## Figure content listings
>> START
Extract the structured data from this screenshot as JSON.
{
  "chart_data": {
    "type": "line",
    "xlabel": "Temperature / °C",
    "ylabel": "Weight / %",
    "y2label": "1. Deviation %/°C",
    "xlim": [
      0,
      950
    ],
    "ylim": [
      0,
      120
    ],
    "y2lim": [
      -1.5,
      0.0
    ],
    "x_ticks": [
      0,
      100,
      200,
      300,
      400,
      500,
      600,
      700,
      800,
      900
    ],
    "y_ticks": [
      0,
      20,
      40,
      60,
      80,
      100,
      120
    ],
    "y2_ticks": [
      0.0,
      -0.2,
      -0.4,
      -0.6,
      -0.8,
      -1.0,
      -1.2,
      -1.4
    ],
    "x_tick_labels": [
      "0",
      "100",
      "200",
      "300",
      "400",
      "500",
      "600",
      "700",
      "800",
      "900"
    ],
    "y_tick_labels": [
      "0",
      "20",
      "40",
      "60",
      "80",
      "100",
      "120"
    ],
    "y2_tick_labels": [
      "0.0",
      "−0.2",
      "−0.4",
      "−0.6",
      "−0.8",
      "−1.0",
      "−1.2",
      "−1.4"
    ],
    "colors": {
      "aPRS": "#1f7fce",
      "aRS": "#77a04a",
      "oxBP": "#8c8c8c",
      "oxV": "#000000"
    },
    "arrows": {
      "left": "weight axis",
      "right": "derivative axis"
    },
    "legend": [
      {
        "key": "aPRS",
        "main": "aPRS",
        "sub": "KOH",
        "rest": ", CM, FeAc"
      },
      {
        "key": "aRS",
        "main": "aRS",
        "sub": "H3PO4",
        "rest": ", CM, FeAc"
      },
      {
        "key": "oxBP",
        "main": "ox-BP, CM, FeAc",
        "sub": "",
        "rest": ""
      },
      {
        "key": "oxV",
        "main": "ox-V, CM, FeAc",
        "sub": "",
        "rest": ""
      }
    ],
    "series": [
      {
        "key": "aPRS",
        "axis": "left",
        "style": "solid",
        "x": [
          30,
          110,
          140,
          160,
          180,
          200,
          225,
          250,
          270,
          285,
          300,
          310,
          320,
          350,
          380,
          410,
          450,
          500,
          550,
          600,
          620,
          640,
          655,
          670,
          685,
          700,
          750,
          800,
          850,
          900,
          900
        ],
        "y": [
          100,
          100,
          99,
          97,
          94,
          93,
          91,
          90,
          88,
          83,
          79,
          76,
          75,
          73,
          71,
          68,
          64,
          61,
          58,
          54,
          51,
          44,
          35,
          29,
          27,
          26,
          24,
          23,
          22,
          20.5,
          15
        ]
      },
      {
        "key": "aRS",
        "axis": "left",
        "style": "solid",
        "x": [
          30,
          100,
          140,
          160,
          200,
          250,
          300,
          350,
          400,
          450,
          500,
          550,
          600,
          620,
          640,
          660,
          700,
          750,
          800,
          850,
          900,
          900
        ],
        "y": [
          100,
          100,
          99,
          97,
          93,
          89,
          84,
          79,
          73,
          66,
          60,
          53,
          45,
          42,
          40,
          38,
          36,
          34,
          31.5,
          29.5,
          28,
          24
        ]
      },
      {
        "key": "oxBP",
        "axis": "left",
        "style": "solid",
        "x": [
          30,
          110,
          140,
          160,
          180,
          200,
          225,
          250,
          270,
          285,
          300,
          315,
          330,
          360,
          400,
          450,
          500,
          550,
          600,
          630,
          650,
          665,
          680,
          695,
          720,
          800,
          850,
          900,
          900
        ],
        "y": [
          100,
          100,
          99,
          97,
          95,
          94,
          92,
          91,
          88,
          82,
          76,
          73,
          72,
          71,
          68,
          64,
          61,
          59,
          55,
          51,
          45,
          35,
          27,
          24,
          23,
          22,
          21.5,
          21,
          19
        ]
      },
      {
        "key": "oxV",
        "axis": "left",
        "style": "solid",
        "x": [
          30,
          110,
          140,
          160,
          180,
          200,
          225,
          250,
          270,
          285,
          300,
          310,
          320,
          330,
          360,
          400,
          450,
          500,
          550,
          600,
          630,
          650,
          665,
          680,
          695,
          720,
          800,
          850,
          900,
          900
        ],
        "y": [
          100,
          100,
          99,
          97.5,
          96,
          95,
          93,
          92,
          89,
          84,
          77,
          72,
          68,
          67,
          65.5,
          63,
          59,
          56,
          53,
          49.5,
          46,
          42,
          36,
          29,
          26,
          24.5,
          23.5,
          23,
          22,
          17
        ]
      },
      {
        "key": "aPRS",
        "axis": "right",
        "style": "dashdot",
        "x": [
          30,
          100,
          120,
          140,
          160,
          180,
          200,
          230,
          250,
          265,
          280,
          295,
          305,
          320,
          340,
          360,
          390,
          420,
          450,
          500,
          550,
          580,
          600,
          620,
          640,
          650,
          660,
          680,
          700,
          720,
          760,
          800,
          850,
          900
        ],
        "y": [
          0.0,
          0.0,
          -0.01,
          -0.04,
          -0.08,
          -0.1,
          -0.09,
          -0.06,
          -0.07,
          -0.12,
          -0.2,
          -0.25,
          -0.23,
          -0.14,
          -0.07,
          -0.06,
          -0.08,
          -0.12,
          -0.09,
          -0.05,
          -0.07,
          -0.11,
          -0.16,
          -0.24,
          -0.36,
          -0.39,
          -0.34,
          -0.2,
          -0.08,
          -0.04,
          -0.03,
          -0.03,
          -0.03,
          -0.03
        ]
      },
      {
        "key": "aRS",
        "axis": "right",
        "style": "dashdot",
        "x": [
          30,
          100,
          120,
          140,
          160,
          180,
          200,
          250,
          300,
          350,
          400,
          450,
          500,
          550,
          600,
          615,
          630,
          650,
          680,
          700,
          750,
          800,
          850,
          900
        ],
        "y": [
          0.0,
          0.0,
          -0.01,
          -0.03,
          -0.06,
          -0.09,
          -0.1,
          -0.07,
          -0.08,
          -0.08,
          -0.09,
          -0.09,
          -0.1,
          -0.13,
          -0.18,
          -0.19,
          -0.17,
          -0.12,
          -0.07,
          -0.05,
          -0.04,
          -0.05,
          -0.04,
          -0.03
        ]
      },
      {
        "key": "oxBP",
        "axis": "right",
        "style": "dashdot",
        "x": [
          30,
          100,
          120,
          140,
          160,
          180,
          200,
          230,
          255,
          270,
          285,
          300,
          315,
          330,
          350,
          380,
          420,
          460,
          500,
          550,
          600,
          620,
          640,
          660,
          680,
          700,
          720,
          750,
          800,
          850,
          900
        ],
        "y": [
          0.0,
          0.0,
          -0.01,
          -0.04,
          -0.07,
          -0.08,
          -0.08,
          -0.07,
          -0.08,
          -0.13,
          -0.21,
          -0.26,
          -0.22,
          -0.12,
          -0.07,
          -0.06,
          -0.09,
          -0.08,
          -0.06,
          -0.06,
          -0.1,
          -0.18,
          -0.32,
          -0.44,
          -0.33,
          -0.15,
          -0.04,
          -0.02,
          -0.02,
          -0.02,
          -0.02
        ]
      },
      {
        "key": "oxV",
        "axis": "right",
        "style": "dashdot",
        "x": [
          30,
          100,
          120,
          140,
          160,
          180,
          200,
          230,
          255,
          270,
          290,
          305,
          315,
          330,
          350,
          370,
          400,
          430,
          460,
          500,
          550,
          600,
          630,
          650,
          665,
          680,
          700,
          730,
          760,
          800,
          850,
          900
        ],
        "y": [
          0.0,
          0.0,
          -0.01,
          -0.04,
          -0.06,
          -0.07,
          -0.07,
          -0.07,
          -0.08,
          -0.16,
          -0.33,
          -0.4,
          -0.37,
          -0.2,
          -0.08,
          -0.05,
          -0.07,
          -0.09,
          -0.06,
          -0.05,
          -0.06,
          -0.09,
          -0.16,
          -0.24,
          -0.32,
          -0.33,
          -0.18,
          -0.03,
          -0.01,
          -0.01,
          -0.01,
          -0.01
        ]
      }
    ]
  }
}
>> END
## Direction
Extract all lines from the material above that include the word "main".

## Task response
        "main": "aPRS",
        "main": "aRS",
        "main": "ox-BP, CM, FeAc",
        "main": "ox-V, CM, FeAc",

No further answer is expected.